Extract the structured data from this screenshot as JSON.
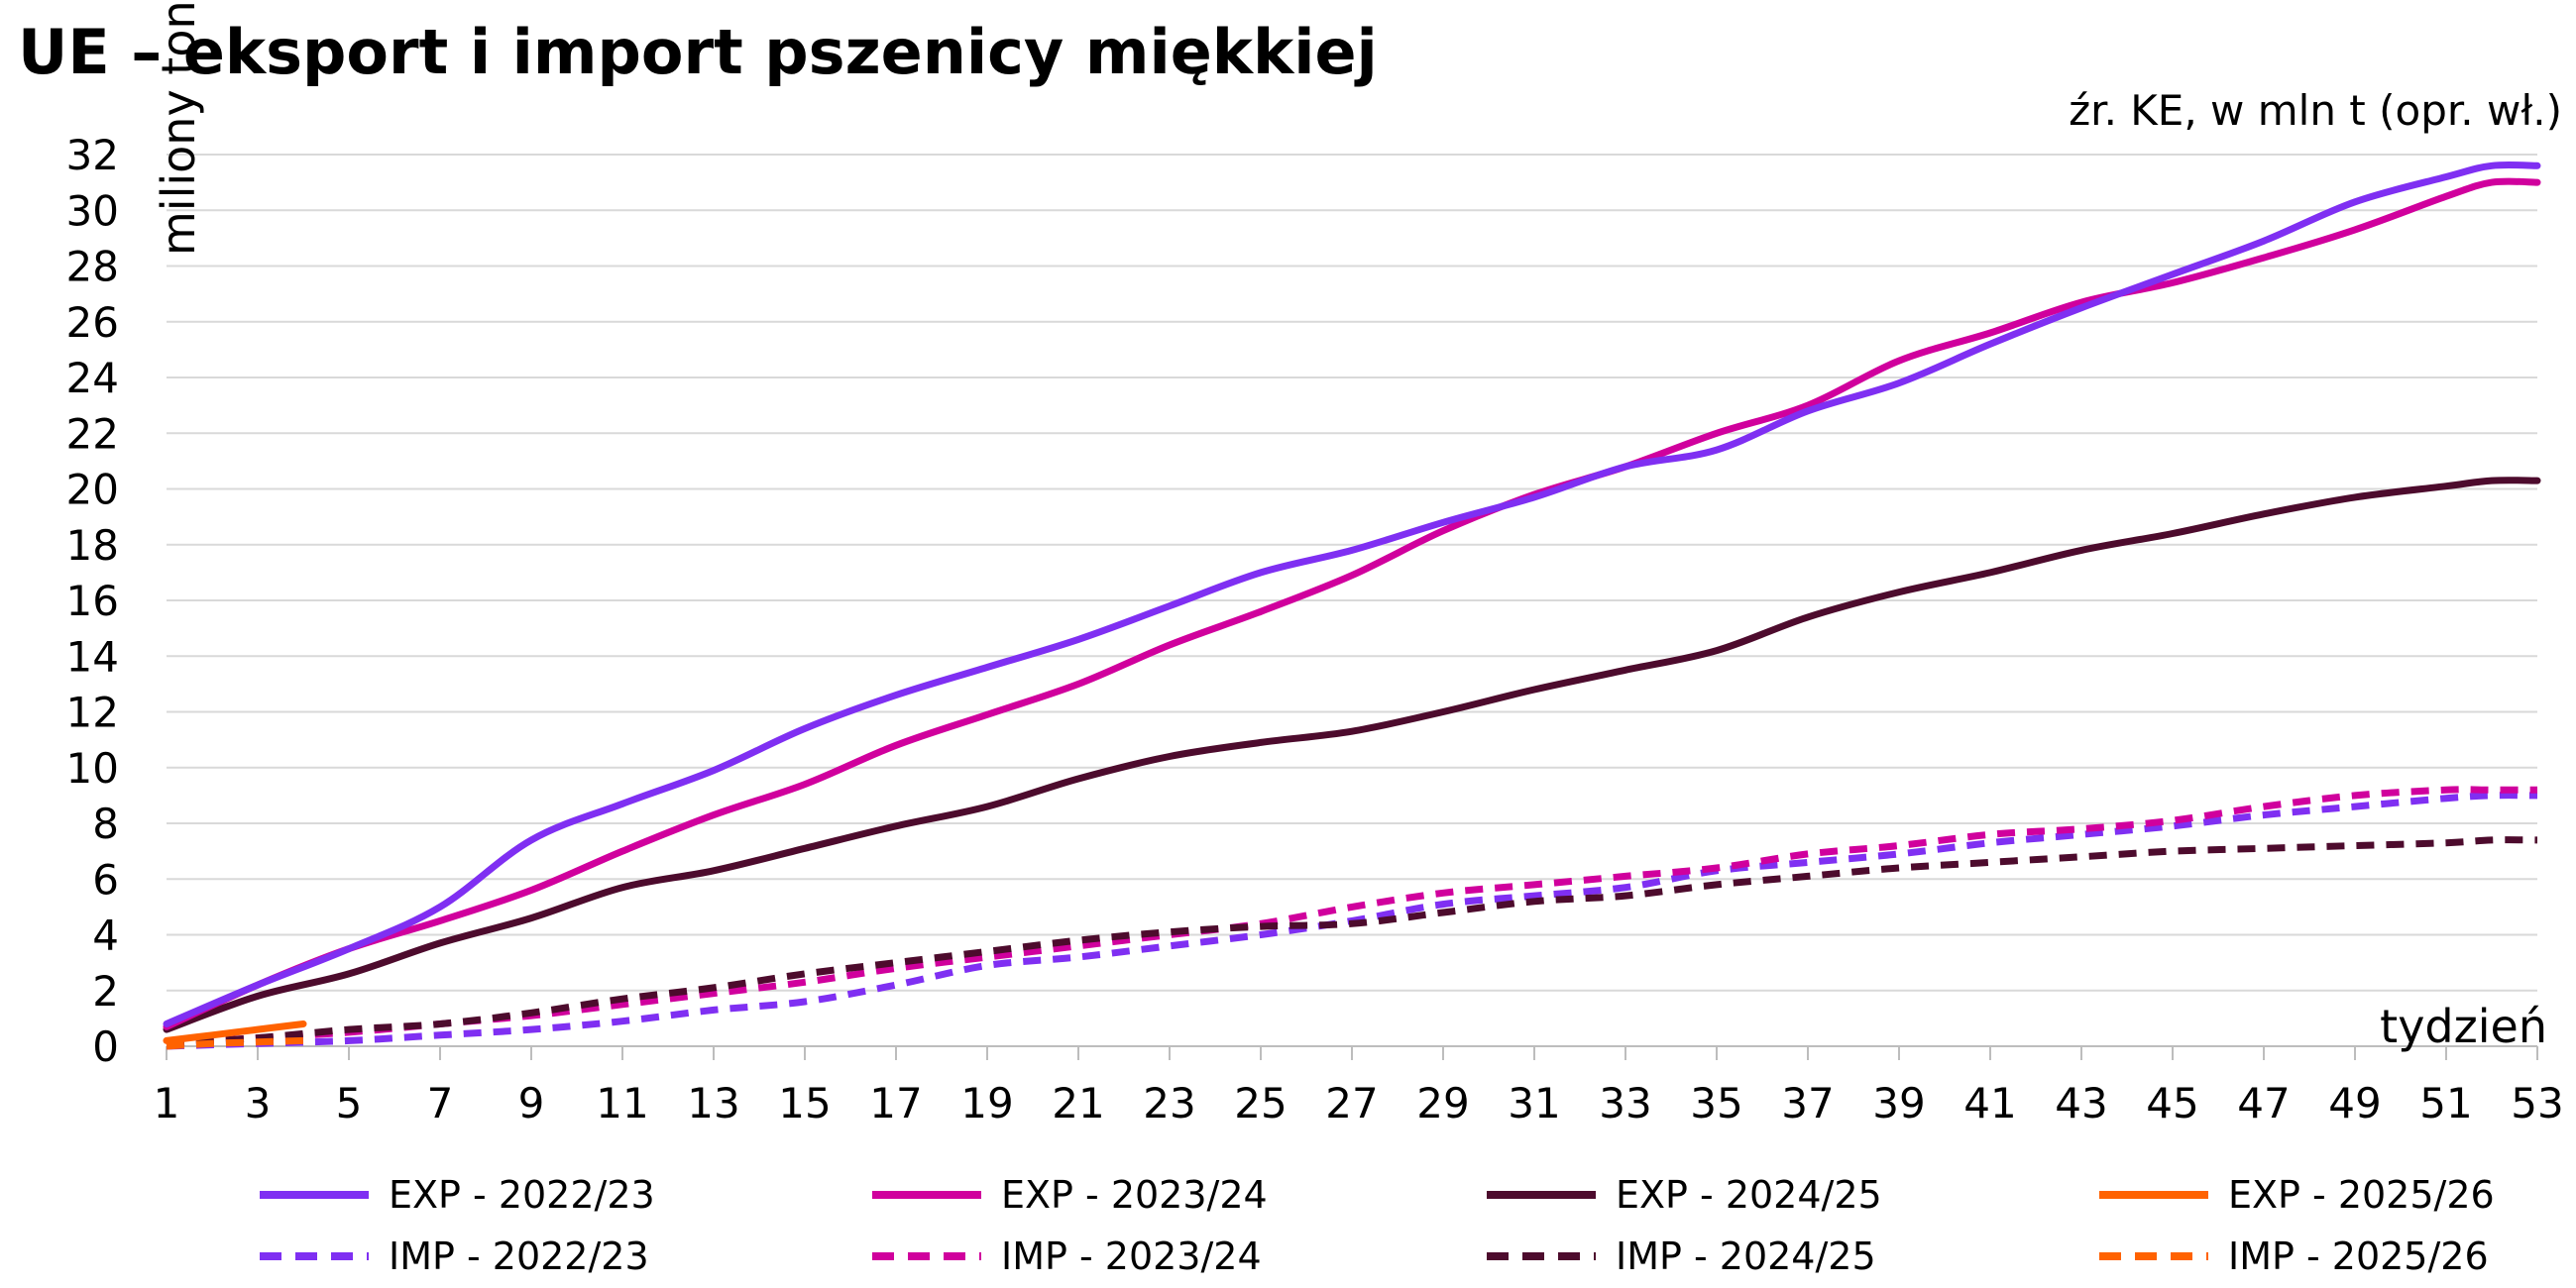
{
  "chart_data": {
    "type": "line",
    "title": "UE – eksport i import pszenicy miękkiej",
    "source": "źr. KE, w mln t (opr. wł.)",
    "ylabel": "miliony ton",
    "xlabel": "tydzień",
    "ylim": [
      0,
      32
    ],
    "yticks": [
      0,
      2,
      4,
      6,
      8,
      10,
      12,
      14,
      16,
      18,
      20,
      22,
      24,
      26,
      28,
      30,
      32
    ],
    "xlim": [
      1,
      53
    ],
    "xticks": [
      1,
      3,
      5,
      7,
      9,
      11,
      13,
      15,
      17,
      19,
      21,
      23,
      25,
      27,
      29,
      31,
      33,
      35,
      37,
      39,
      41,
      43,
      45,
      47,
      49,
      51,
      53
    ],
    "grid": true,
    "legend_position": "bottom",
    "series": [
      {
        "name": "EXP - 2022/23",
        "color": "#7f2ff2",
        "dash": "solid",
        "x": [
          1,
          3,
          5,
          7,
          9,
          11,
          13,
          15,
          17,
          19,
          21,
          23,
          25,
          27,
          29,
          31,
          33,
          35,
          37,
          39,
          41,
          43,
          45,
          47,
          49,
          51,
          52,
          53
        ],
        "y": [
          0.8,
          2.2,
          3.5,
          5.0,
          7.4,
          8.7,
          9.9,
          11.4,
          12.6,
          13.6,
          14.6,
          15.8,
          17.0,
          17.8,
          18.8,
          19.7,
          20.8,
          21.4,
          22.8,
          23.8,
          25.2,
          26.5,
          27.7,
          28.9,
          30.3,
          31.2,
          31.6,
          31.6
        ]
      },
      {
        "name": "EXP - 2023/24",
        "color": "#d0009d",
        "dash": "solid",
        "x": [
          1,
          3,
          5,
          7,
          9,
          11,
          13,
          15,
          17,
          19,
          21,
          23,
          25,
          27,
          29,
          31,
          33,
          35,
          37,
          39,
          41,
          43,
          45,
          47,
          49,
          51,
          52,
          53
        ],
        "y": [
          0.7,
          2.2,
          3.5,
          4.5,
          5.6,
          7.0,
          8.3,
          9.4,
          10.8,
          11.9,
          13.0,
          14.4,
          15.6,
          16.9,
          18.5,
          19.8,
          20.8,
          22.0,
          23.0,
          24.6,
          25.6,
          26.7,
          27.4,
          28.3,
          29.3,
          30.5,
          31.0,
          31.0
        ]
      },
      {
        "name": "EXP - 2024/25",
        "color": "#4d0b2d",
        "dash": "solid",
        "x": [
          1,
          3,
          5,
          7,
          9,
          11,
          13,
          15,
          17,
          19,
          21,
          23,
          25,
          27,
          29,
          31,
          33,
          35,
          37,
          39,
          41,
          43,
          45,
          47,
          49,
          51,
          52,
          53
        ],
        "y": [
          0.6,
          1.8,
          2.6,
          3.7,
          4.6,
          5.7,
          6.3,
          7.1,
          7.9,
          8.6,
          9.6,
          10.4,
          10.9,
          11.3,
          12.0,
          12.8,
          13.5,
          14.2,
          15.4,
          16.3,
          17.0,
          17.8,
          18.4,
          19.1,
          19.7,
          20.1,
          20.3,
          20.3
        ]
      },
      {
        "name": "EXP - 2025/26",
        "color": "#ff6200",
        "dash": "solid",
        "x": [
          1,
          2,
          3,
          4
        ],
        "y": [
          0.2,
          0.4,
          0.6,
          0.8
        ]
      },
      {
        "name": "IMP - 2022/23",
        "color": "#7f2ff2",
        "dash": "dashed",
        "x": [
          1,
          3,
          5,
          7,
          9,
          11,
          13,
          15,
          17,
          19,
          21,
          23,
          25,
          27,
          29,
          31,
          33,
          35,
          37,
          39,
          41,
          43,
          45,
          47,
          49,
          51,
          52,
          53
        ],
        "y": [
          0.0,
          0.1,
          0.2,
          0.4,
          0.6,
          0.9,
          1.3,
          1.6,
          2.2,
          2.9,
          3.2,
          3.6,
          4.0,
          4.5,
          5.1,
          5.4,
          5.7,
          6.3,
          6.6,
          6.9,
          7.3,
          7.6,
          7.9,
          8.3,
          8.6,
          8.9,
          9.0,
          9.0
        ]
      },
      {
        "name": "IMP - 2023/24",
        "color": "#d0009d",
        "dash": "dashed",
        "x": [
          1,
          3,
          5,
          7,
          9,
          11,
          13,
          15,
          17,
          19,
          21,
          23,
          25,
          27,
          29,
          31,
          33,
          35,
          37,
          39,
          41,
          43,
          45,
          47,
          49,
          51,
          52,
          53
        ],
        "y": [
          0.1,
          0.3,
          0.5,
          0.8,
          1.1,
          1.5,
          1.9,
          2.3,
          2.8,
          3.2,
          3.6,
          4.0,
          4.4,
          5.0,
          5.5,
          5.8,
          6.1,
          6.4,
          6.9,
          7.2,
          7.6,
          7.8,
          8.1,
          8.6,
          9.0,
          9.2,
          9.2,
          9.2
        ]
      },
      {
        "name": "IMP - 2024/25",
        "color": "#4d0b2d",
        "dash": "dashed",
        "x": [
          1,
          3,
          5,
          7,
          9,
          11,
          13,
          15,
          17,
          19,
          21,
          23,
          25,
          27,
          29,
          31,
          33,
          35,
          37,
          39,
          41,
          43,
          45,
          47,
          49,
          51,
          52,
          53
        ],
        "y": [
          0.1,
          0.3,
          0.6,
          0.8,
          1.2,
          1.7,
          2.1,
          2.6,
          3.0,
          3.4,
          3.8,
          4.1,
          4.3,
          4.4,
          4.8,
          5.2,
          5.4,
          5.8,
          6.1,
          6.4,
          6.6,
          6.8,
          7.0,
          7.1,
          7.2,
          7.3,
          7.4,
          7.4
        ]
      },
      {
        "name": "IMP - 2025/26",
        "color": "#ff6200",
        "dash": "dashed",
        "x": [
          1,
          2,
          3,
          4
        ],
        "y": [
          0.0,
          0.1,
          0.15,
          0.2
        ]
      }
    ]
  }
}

§ §

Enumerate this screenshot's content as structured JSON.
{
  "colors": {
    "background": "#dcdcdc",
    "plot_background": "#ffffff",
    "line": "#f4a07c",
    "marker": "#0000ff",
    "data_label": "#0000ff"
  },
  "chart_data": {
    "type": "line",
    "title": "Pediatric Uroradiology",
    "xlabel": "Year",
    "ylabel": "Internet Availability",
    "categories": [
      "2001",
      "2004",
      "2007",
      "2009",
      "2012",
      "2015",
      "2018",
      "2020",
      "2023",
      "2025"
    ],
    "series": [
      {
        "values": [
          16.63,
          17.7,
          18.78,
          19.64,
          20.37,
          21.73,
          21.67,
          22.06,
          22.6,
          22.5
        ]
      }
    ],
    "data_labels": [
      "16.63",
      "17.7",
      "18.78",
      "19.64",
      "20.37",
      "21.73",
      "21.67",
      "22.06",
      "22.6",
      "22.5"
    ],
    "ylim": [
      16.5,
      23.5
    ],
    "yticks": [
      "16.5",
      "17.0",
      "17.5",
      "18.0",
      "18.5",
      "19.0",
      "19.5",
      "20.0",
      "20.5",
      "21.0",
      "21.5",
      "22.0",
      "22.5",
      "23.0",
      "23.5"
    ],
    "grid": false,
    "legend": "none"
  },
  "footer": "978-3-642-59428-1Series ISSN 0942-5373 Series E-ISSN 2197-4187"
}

§ §

> _TASK DESCRIPTION_
Find the lines holding "JSON" and list every one.

> _RIGHT ANSWER_
Extract the structured data from this screenshot as JSON.
Enumerate this screenshot's content as structured JSON.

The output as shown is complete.